-------- PROVIDED MATERIAL --------

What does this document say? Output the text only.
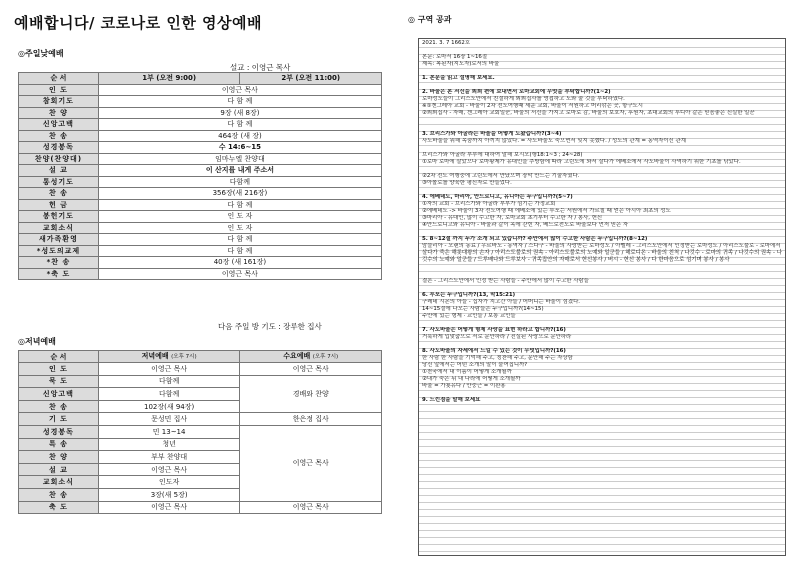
예배합니다/ 코로나로 인한 영상예배
◎주일낮예배
설교 : 이영근 목사
순 서	1부 (오전 9:00)	2부 (오전 11:00)
인 도	이영근 목사	
참회기도	다 함 께	
찬 양	9장 (새 8장)	
신앙고백	다 함 께	
찬 송	464장 (새 장)	
성경봉독	수 14:6~15	
찬양(찬양대)	임마누엘 찬양대	
설 교	이 산지를 내게 주소서	
통성기도	다함께	
찬 송	356장(새 216장)	
헌 금	다 함 께	
봉헌기도	인 도 자	
교회소식	인 도 자	
새가족환영	다 함 께	
*성도의교제	다 함 께	
*찬 송	40장 (새 161장)	
*축 도	이영근 목사	
다음 주일 방 기도 : 장루한 집사
◎저녁예배
순 서	저녁예배 (오후 7시)	수요예배 (오후 7시)
인 도	이영근 목사	이영근 목사
묵 도	다함께	경배와 찬양
신앙고백	다함께	
찬 송	102장(새 94장)	
기 도	문성민 집사	한은정 집사
성경봉독	민 13~14	이영근 목사
특 송	청년	
찬 양	부부 찬양대	
설 교	이영근 목사	
교회소식	인도자	
찬 송	3장(새 5장)	
축 도	이영근 목사	이영근 목사
◎ 구역 공과
2021. 3. 7 1662호
본문: 로마서 16장 1~16절
제목: 복된자(지도자)로서의 바울
1. 본문을 읽고 설명해 보세요.
2. 바울은 본 서신을 뵈뵈 편에 보내면서 로마교회에 무엇을 부탁합니까?(1~2)
로마성도들이 그리스도안에서 친절하게 뵈뵈집사를 영접하고 도와 줄 것을 부탁하였다.
※①겐그레아 교회 - 바울이 2차 전도여행때 세운 교회, 바울이 서원하고 머리깎은 곳, 항구도시
②뵈뵈집사 - 자매, 겐그레아 교회일꾼, 바울의 서신을 가지고 로마로 감, 바울의 보호자, 후원자, 초대교회의 루디아 같은 믿음좋은 신실한 일꾼
3. 브리스가와 아굴라는 바울을 어떻게 도왔습니까?(3~4)
사도바울을 위해 목숨까지 아끼지 않았다. = 사도바울도 죽으면서 잊지 못했다. / 성도의 관계 = 동역자이신 관계
브리스가와 아굴라 부부에 대하여 말해 보시오(행18:1~3 ; 24~28)
①로마 로마에 살았으나 로마황제가 유대인을 추방함에 따라 고린도에 와서 살다가 에베소에서 사도바울이 사역하기 위한 기초를 닦았다.
②2차 전도 여행중에 고린도에서 만났으며 장막 만드는 기술자였다.
③아볼로를 양육한 평신자로 만들었다.
4. 에베네도, 마리아, 안드로니고, 유니아는 누구입니까?(5~7)
①자의 교회 - 브리스가와 아굴라 부부가 섬기는 가정교회
②에베네도 -> 바울이 3차 전도여행 때 에베소에 있는 루포는 서원에서 가르칠 때 얻은 아시아 최초의 성도
③마리아 - 유대인, 많이 수고한 자, 로마교회 초기부터 수고한 자 / 봉사, 헌신
④안드로니고와 유니아 - 바울과 같이 옥에 갇힌 자, 베드로전도로 바울보다 먼저 믿은 자
5. 8~12절 까지 누가 소개 되고 있습니까? 주안에서 많이 수고한 사람은 누구입니까?(8~12)
암블리아 - 오랜의 동료 / 우르바노 - 동역자 / 스다구 - 바울의 사랑받는 로마성도 / 아벨레 - 그리스도안에서 인정받는 로마성도 / 아리스도불로 - 로마에서 살다가 죽은 해롯대왕의 손자 / 아리스도불로의 권속 - 아리스도불로의 노예와 일군들 / 헤로디온 - 바울의 친척 / 나깃수 - 로마의 귀족 / 나깃수의 권속 - 나깃수의 노예와 일군들 / 드루배나와 드루보사 - 귀족집안의 자매로서 헌신봉사 / 버시 - 헌신 봉사 / 다 한마음으로 섬기며 봉사 / 봉사
결론 - 그리스도안에서 인정 받는 사람들 - 주안에서 많이 수고한 사람들
6. 루포는 누구입니까?(13, 막15:21)
구레네 시몬의 아들 - 십자가 지고간 아들 / 어머니는 바울이 섬겼다.
14~15절에 나오는 사람들은 누구입니까?(14~15)
주안에 있는 형제 · 교인들 / 보통 교인들
7. 사도바울은 어떻게 형제 사랑을 표현 하라고 합니까?(16)
거룩하게 입맞춤으로 서로 문안하라 / 진실된 사랑으로 문안하라
8. 사도바울의 자세에서 느낄 수 있는 것이 무엇입니까?(16)
한 사람 한 사람을 기억해 주고, 칭찬해 주고, 문안해 주는 자상함
당신 앞에서는 어떤 소개의 말이 붙여집니까?
①천국에서 내 이름이 어떻게 소개될까
②내가 죽은 뒤 내 나라에 어떻게 소개될까
바울 = 가룟유다 / 안중근 = 이완용
9. 느낀점을 말해 보세요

--------

Repeat all of the entries word for word, but omit the pictures.

What does this document say? Output the text only.
예배합니다/ 코로나로 인한 영상예배
◎주일낮예배
설교 : 이영근 목사
순 서	1부 (오전 9:00)	2부 (오전 11:00)
인 도	이영근 목사	
참회기도	다 함 께	
찬 양	9장 (새 8장)	
신앙고백	다 함 께	
찬 송	464장 (새 장)	
성경봉독	수 14:6~15	
찬양(찬양대)	임마누엘 찬양대	
설 교	이 산지를 내게 주소서	
통성기도	다함께	
찬 송	356장(새 216장)	
헌 금	다 함 께	
봉헌기도	인 도 자	
교회소식	인 도 자	
새가족환영	다 함 께	
*성도의교제	다 함 께	
*찬 송	40장 (새 161장)	
*축 도	이영근 목사	
다음 주일 방 기도 : 장루한 집사
◎저녁예배
순 서	저녁예배 (오후 7시)	수요예배 (오후 7시)
인 도	이영근 목사	이영근 목사
묵 도	다함께	경배와 찬양
신앙고백	다함께	
찬 송	102장(새 94장)	
기 도	문성민 집사	한은정 집사
성경봉독	민 13~14	이영근 목사
특 송	청년	
찬 양	부부 찬양대	
설 교	이영근 목사	
교회소식	인도자	
찬 송	3장(새 5장)	
축 도	이영근 목사	이영근 목사
◎ 구역 공과
2021. 3. 7 1662호
본문: 로마서 16장 1~16절
제목: 복된자(지도자)로서의 바울
1. 본문을 읽고 설명해 보세요.
2. 바울은 본 서신을 뵈뵈 편에 보내면서 로마교회에 무엇을 부탁합니까?(1~2)
로마성도들이 그리스도안에서 친절하게 뵈뵈집사를 영접하고 도와 줄 것을 부탁하였다.
※①겐그레아 교회 - 바울이 2차 전도여행때 세운 교회, 바울이 서원하고 머리깎은 곳, 항구도시
②뵈뵈집사 - 자매, 겐그레아 교회일꾼, 바울의 서신을 가지고 로마로 감, 바울의 보호자, 후원자, 초대교회의 루디아 같은 믿음좋은 신실한 일꾼
3. 브리스가와 아굴라는 바울을 어떻게 도왔습니까?(3~4)
사도바울을 위해 목숨까지 아끼지 않았다. = 사도바울도 죽으면서 잊지 못했다. / 성도의 관계 = 동역자이신 관계
브리스가와 아굴라 부부에 대하여 말해 보시오(행18:1~3 ; 24~28)
①로마 로마에 살았으나 로마황제가 유대인을 추방함에 따라 고린도에 와서 살다가 에베소에서 사도바울이 사역하기 위한 기초를 닦았다.
②2차 전도 여행중에 고린도에서 만났으며 장막 만드는 기술자였다.
③아볼로를 양육한 평신자로 만들었다.
4. 에베네도, 마리아, 안드로니고, 유니아는 누구입니까?(5~7)
①자의 교회 - 브리스가와 아굴라 부부가 섬기는 가정교회
②에베네도 -> 바울이 3차 전도여행 때 에베소에 있는 루포는 서원에서 가르칠 때 얻은 아시아 최초의 성도
③마리아 - 유대인, 많이 수고한 자, 로마교회 초기부터 수고한 자 / 봉사, 헌신
④안드로니고와 유니아 - 바울과 같이 옥에 갇힌 자, 베드로전도로 바울보다 먼저 믿은 자
5. 8~12절 까지 누가 소개 되고 있습니까? 주안에서 많이 수고한 사람은 누구입니까?(8~12)
암블리아 - 오랜의 동료 / 우르바노 - 동역자 / 스다구 - 바울의 사랑받는 로마성도 / 아벨레 - 그리스도안에서 인정받는 로마성도 / 아리스도불로 - 로마에서 살다가 죽은 해롯대왕의 손자 / 아리스도불로의 권속 - 아리스도불로의 노예와 일군들 / 헤로디온 - 바울의 친척 / 나깃수 - 로마의 귀족 / 나깃수의 권속 - 나깃수의 노예와 일군들 / 드루배나와 드루보사 - 귀족집안의 자매로서 헌신봉사 / 버시 - 헌신 봉사 / 다 한마음으로 섬기며 봉사 / 봉사
결론 - 그리스도안에서 인정 받는 사람들 - 주안에서 많이 수고한 사람들
6. 루포는 누구입니까?(13, 막15:21)
구레네 시몬의 아들 - 십자가 지고간 아들 / 어머니는 바울이 섬겼다.
14~15절에 나오는 사람들은 누구입니까?(14~15)
주안에 있는 형제 · 교인들 / 보통 교인들
7. 사도바울은 어떻게 형제 사랑을 표현 하라고 합니까?(16)
거룩하게 입맞춤으로 서로 문안하라 / 진실된 사랑으로 문안하라
8. 사도바울의 자세에서 느낄 수 있는 것이 무엇입니까?(16)
한 사람 한 사람을 기억해 주고, 칭찬해 주고, 문안해 주는 자상함
당신 앞에서는 어떤 소개의 말이 붙여집니까?
①천국에서 내 이름이 어떻게 소개될까
②내가 죽은 뒤 내 나라에 어떻게 소개될까
바울 = 가룟유다 / 안중근 = 이완용
9. 느낀점을 말해 보세요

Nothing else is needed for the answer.